* [Set task]
Quote all of the entries word for word.
•••••
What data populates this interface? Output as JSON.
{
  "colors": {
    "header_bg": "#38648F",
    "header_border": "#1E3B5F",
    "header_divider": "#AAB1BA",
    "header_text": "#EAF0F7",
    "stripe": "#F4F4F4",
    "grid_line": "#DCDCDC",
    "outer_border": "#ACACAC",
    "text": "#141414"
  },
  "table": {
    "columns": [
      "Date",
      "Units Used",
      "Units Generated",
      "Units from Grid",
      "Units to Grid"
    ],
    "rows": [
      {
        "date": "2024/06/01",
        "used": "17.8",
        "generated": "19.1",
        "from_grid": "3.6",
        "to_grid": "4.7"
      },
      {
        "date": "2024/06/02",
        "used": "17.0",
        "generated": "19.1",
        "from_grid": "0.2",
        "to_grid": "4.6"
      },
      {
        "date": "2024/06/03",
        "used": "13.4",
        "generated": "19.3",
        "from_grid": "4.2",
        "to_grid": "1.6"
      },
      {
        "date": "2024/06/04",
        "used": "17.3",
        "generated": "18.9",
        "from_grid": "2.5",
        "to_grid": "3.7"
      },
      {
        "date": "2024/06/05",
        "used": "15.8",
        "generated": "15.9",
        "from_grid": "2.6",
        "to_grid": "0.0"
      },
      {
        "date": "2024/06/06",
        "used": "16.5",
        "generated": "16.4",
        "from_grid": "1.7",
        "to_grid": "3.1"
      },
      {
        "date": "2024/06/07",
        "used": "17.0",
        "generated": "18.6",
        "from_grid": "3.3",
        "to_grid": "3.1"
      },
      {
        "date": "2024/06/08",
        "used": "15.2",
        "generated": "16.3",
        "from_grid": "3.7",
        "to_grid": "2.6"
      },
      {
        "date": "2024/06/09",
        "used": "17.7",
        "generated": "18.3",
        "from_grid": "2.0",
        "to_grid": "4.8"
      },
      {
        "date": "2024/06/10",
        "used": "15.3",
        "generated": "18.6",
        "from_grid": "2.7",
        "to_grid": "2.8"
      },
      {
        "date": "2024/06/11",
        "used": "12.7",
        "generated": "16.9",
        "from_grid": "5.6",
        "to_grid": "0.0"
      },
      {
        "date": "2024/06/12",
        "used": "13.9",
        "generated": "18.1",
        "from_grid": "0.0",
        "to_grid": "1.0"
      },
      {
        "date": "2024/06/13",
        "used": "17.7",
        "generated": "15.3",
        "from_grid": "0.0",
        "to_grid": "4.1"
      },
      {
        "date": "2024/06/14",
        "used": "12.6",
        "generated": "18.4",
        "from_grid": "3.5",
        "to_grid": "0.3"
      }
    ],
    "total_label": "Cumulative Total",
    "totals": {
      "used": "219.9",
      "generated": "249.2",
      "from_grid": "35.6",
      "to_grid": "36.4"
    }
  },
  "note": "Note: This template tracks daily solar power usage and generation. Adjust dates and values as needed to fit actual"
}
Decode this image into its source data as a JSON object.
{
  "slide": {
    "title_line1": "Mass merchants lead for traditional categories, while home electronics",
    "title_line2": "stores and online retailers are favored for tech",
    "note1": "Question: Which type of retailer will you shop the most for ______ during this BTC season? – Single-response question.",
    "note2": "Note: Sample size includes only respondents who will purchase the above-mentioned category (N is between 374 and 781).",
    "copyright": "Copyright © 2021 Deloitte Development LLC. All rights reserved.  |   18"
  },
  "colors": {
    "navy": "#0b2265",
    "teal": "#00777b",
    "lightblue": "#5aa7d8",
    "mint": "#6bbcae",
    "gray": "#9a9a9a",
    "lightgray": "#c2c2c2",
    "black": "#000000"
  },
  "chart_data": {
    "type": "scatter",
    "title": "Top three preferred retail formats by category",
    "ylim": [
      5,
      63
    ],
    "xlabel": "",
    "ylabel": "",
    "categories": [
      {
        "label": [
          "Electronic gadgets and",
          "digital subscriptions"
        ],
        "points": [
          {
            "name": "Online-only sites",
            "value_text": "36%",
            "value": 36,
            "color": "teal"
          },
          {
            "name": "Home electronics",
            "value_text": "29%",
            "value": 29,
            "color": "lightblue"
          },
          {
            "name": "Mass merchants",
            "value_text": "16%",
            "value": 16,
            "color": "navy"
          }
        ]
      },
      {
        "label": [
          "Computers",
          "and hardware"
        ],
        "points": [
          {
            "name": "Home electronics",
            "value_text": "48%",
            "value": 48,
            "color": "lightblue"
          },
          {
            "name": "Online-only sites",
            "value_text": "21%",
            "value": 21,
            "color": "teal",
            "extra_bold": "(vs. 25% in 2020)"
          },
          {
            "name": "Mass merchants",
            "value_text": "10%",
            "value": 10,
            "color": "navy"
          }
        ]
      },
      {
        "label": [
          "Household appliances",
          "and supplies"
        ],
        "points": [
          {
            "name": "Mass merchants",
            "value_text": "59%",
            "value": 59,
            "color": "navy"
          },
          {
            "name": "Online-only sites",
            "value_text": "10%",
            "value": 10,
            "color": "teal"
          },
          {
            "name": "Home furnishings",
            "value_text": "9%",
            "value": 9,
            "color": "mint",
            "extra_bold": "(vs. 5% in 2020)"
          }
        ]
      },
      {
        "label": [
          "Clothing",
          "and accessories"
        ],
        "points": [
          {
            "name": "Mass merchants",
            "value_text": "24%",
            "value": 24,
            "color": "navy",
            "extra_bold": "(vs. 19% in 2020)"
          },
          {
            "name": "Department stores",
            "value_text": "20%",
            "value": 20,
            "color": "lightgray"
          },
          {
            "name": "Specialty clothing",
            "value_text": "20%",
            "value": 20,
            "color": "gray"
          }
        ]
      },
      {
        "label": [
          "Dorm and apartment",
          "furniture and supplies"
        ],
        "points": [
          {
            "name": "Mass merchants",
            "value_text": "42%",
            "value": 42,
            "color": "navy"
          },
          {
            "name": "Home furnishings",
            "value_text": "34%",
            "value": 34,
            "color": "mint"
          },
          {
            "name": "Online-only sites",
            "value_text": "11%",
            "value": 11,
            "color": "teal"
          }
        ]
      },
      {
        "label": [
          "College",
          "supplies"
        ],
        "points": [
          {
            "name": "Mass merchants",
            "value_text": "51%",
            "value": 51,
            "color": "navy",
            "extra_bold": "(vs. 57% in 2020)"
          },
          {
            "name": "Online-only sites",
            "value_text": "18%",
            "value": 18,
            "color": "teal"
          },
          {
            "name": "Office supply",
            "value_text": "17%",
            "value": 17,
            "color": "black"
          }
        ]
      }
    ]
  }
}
•••••
* [Written reply]
What data populates this interface? Output as JSON.
{
  "colors": {
    "header_bg": "#38648F",
    "header_border": "#1E3B5F",
    "header_divider": "#AAB1BA",
    "header_text": "#EAF0F7",
    "stripe": "#F4F4F4",
    "grid_line": "#DCDCDC",
    "outer_border": "#ACACAC",
    "text": "#141414"
  },
  "table": {
    "columns": [
      "Date",
      "Units Used",
      "Units Generated",
      "Units from Grid",
      "Units to Grid"
    ],
    "rows": [
      {
        "date": "2024/06/01",
        "used": "17.8",
        "generated": "19.1",
        "from_grid": "3.6",
        "to_grid": "4.7"
      },
      {
        "date": "2024/06/02",
        "used": "17.0",
        "generated": "19.1",
        "from_grid": "0.2",
        "to_grid": "4.6"
      },
      {
        "date": "2024/06/03",
        "used": "13.4",
        "generated": "19.3",
        "from_grid": "4.2",
        "to_grid": "1.6"
      },
      {
        "date": "2024/06/04",
        "used": "17.3",
        "generated": "18.9",
        "from_grid": "2.5",
        "to_grid": "3.7"
      },
      {
        "date": "2024/06/05",
        "used": "15.8",
        "generated": "15.9",
        "from_grid": "2.6",
        "to_grid": "0.0"
      },
      {
        "date": "2024/06/06",
        "used": "16.5",
        "generated": "16.4",
        "from_grid": "1.7",
        "to_grid": "3.1"
      },
      {
        "date": "2024/06/07",
        "used": "17.0",
        "generated": "18.6",
        "from_grid": "3.3",
        "to_grid": "3.1"
      },
      {
        "date": "2024/06/08",
        "used": "15.2",
        "generated": "16.3",
        "from_grid": "3.7",
        "to_grid": "2.6"
      },
      {
        "date": "2024/06/09",
        "used": "17.7",
        "generated": "18.3",
        "from_grid": "2.0",
        "to_grid": "4.8"
      },
      {
        "date": "2024/06/10",
        "used": "15.3",
        "generated": "18.6",
        "from_grid": "2.7",
        "to_grid": "2.8"
      },
      {
        "date": "2024/06/11",
        "used": "12.7",
        "generated": "16.9",
        "from_grid": "5.6",
        "to_grid": "0.0"
      },
      {
        "date": "2024/06/12",
        "used": "13.9",
        "generated": "18.1",
        "from_grid": "0.0",
        "to_grid": "1.0"
      },
      {
        "date": "2024/06/13",
        "used": "17.7",
        "generated": "15.3",
        "from_grid": "0.0",
        "to_grid": "4.1"
      },
      {
        "date": "2024/06/14",
        "used": "12.6",
        "generated": "18.4",
        "from_grid": "3.5",
        "to_grid": "0.3"
      }
    ],
    "total_label": "Cumulative Total",
    "totals": {
      "used": "219.9",
      "generated": "249.2",
      "from_grid": "35.6",
      "to_grid": "36.4"
    }
  },
  "note": "Note: This template tracks daily solar power usage and generation. Adjust dates and values as needed to fit actual"
}
Decode this image into its source data as a JSON object.
{
  "slide": {
    "title_line1": "Mass merchants lead for traditional categories, while home electronics",
    "title_line2": "stores and online retailers are favored for tech",
    "note1": "Question: Which type of retailer will you shop the most for ______ during this BTC season? – Single-response question.",
    "note2": "Note: Sample size includes only respondents who will purchase the above-mentioned category (N is between 374 and 781).",
    "copyright": "Copyright © 2021 Deloitte Development LLC. All rights reserved.  |   18"
  },
  "colors": {
    "navy": "#0b2265",
    "teal": "#00777b",
    "lightblue": "#5aa7d8",
    "mint": "#6bbcae",
    "gray": "#9a9a9a",
    "lightgray": "#c2c2c2",
    "black": "#000000"
  },
  "chart_data": {
    "type": "scatter",
    "title": "Top three preferred retail formats by category",
    "ylim": [
      5,
      63
    ],
    "xlabel": "",
    "ylabel": "",
    "categories": [
      {
        "label": [
          "Electronic gadgets and",
          "digital subscriptions"
        ],
        "points": [
          {
            "name": "Online-only sites",
            "value_text": "36%",
            "value": 36,
            "color": "teal"
          },
          {
            "name": "Home electronics",
            "value_text": "29%",
            "value": 29,
            "color": "lightblue"
          },
          {
            "name": "Mass merchants",
            "value_text": "16%",
            "value": 16,
            "color": "navy"
          }
        ]
      },
      {
        "label": [
          "Computers",
          "and hardware"
        ],
        "points": [
          {
            "name": "Home electronics",
            "value_text": "48%",
            "value": 48,
            "color": "lightblue"
          },
          {
            "name": "Online-only sites",
            "value_text": "21%",
            "value": 21,
            "color": "teal",
            "extra_bold": "(vs. 25% in 2020)"
          },
          {
            "name": "Mass merchants",
            "value_text": "10%",
            "value": 10,
            "color": "navy"
          }
        ]
      },
      {
        "label": [
          "Household appliances",
          "and supplies"
        ],
        "points": [
          {
            "name": "Mass merchants",
            "value_text": "59%",
            "value": 59,
            "color": "navy"
          },
          {
            "name": "Online-only sites",
            "value_text": "10%",
            "value": 10,
            "color": "teal"
          },
          {
            "name": "Home furnishings",
            "value_text": "9%",
            "value": 9,
            "color": "mint",
            "extra_bold": "(vs. 5% in 2020)"
          }
        ]
      },
      {
        "label": [
          "Clothing",
          "and accessories"
        ],
        "points": [
          {
            "name": "Mass merchants",
            "value_text": "24%",
            "value": 24,
            "color": "navy",
            "extra_bold": "(vs. 19% in 2020)"
          },
          {
            "name": "Department stores",
            "value_text": "20%",
            "value": 20,
            "color": "lightgray"
          },
          {
            "name": "Specialty clothing",
            "value_text": "20%",
            "value": 20,
            "color": "gray"
          }
        ]
      },
      {
        "label": [
          "Dorm and apartment",
          "furniture and supplies"
        ],
        "points": [
          {
            "name": "Mass merchants",
            "value_text": "42%",
            "value": 42,
            "color": "navy"
          },
          {
            "name": "Home furnishings",
            "value_text": "34%",
            "value": 34,
            "color": "mint"
          },
          {
            "name": "Online-only sites",
            "value_text": "11%",
            "value": 11,
            "color": "teal"
          }
        ]
      },
      {
        "label": [
          "College",
          "supplies"
        ],
        "points": [
          {
            "name": "Mass merchants",
            "value_text": "51%",
            "value": 51,
            "color": "navy",
            "extra_bold": "(vs. 57% in 2020)"
          },
          {
            "name": "Online-only sites",
            "value_text": "18%",
            "value": 18,
            "color": "teal"
          },
          {
            "name": "Office supply",
            "value_text": "17%",
            "value": 17,
            "color": "black"
          }
        ]
      }
    ]
  }
}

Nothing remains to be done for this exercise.